• _Task statement_
Among the entries, which lines carry the string "少先队的光荣历史"? Copy each of them.

• _Supplied data_
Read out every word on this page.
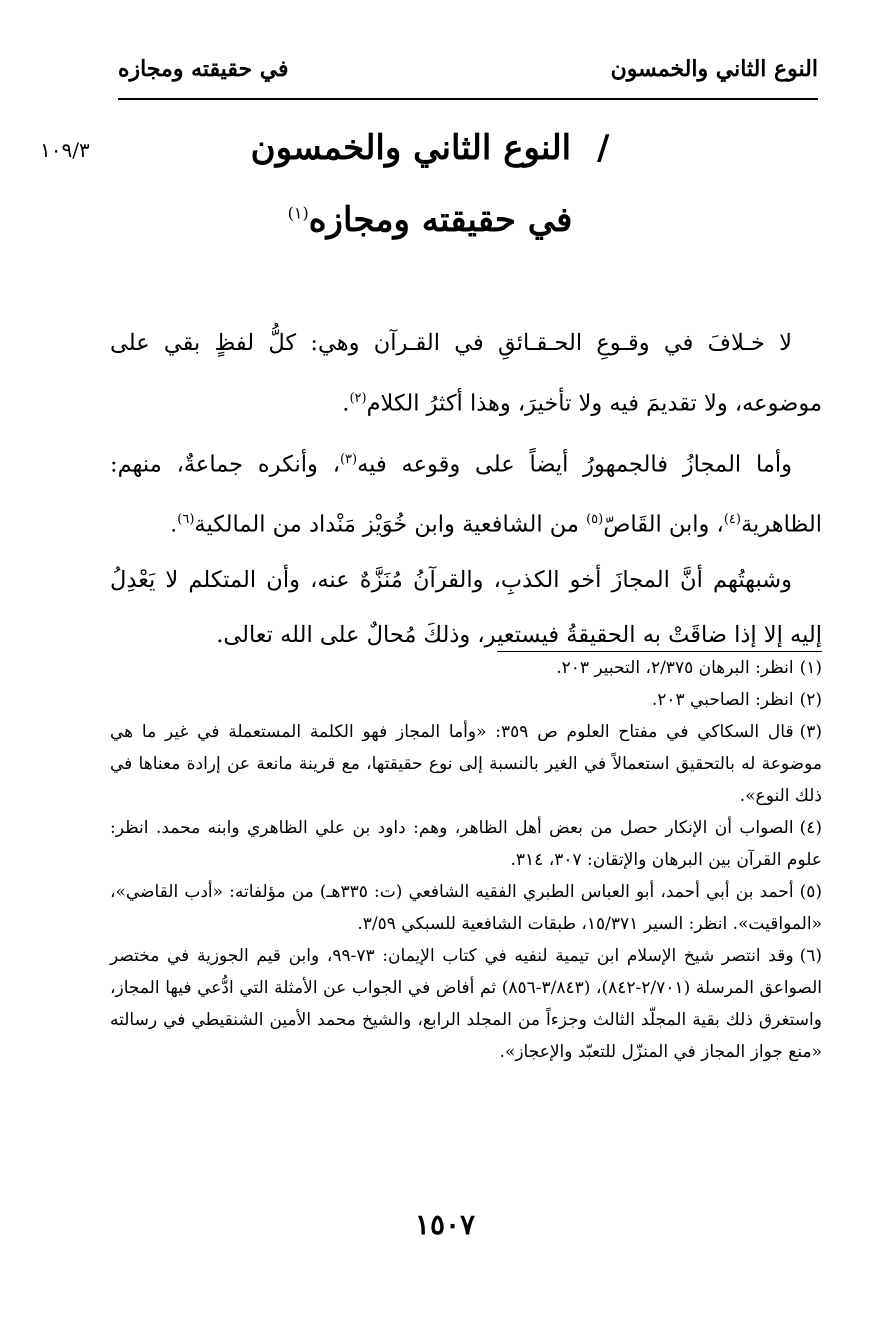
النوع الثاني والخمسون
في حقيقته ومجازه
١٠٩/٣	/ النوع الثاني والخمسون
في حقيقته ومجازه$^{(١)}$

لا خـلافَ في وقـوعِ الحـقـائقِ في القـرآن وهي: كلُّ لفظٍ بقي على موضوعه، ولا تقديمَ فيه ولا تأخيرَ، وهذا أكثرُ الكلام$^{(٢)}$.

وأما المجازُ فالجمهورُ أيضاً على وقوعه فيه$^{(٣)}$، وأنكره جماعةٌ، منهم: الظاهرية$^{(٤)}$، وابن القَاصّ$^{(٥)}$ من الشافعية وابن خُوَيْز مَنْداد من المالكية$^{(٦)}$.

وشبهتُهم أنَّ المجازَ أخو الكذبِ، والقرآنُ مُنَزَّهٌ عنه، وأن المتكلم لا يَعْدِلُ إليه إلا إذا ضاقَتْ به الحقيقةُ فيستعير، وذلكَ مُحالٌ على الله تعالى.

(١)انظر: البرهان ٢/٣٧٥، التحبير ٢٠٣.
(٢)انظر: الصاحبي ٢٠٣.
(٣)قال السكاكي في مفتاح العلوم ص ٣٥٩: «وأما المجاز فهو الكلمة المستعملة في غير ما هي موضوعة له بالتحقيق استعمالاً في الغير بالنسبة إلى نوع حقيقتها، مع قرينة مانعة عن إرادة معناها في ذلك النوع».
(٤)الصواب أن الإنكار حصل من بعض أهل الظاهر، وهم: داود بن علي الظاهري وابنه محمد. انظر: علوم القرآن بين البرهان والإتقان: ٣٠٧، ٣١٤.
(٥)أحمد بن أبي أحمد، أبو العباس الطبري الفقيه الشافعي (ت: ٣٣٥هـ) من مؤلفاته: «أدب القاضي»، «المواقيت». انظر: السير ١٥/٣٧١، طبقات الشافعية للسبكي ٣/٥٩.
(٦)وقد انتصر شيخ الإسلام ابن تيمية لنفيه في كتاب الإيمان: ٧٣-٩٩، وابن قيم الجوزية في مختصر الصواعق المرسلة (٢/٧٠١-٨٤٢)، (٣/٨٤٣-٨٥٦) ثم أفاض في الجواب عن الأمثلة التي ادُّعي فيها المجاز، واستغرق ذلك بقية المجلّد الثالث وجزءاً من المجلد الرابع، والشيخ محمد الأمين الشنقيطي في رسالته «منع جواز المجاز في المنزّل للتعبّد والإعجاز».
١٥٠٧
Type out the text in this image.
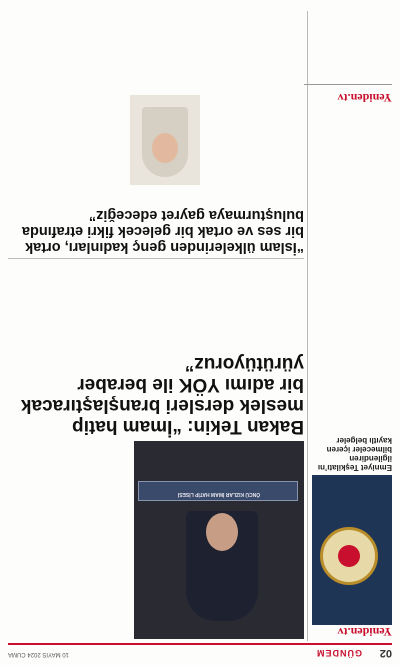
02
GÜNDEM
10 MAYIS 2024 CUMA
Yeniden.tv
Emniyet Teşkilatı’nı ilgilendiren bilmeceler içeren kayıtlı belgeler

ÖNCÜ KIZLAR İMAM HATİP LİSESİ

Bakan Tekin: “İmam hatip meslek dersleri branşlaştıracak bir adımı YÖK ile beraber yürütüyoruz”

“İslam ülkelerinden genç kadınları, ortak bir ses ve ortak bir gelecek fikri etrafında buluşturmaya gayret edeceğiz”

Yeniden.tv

* * *

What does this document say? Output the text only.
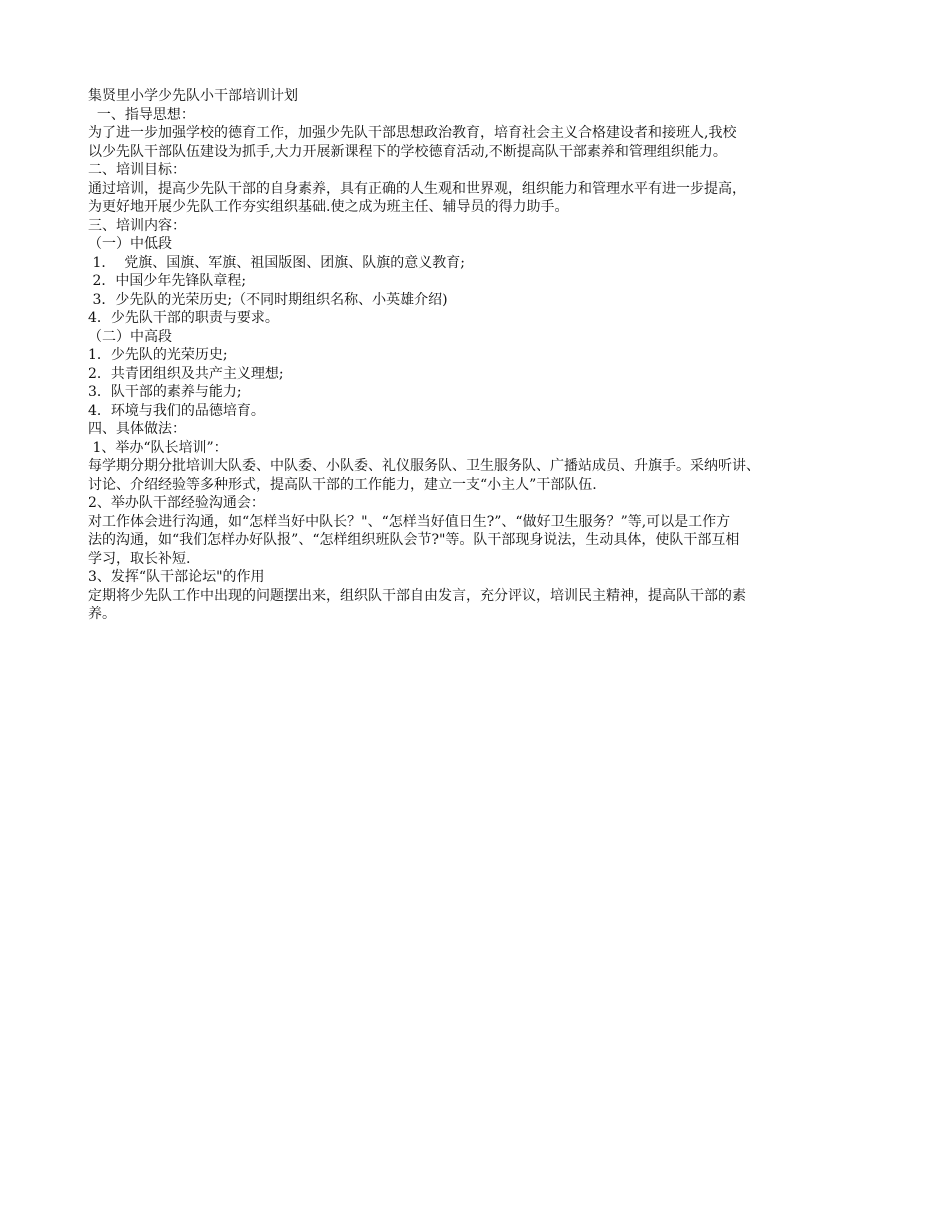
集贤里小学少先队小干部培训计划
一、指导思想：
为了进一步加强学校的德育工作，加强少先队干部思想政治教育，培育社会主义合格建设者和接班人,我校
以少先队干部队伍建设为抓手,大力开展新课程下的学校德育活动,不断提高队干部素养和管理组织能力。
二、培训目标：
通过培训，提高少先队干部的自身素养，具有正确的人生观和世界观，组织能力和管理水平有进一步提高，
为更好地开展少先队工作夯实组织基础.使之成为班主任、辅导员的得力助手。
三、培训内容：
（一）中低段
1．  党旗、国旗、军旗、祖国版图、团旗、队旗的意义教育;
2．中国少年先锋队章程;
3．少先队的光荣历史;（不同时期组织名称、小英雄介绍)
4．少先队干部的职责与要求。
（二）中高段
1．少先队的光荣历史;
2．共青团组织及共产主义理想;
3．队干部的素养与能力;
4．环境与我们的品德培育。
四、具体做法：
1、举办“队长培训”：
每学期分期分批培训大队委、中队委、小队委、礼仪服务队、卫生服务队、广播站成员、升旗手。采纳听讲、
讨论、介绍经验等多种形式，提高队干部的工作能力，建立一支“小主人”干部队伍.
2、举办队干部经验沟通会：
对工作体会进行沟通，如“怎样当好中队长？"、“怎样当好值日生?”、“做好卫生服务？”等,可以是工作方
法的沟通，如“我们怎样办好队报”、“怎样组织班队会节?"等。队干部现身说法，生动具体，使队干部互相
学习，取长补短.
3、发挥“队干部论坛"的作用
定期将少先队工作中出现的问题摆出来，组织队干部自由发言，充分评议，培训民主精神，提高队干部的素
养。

• _Solved problem_
3．少先队的光荣历史;（不同时期组织名称、小英雄介绍)
1．少先队的光荣历史;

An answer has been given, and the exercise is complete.